═══ Data entries ═══

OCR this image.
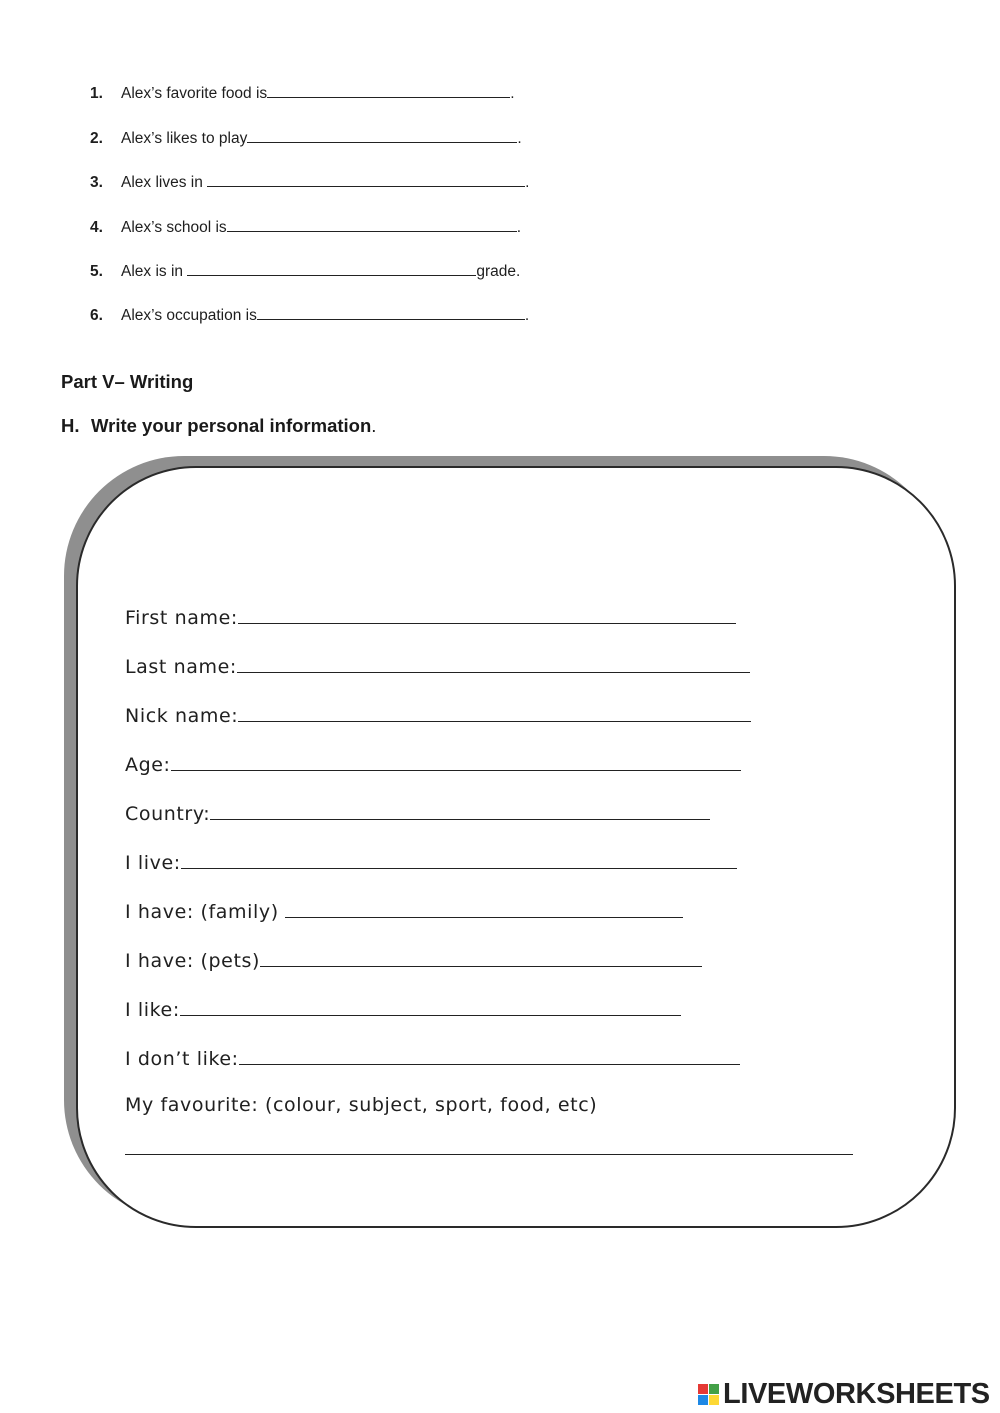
1. Alex’s favorite food is	.
2. Alex’s likes to play	.
3. Alex lives in	.
4. Alex’s school is	.
5. Alex is in	grade.
6. Alex’s occupation is	.
Part V– Writing
H. Write your personal information.
First name:
Last name:
Nick name:
Age:
Country:
I live:
I have: (family)
I have: (pets)
I like:
I don’t like:
My favourite: (colour, subject, sport, food, etc)
LIVEWORKSHEETS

═══

→ The exercise
Leave the images out and output the remaining material exactly as it stands.

→ Answer
OCR this image.
1. Alex’s favorite food is	.
2. Alex’s likes to play	.
3. Alex lives in	.
4. Alex’s school is	.
5. Alex is in	grade.
6. Alex’s occupation is	.
Part V– Writing
H. Write your personal information.
First name:
Last name:
Nick name:
Age:
Country:
I live:
I have: (family)
I have: (pets)
I like:
I don’t like:
My favourite: (colour, subject, sport, food, etc)
LIVEWORKSHEETS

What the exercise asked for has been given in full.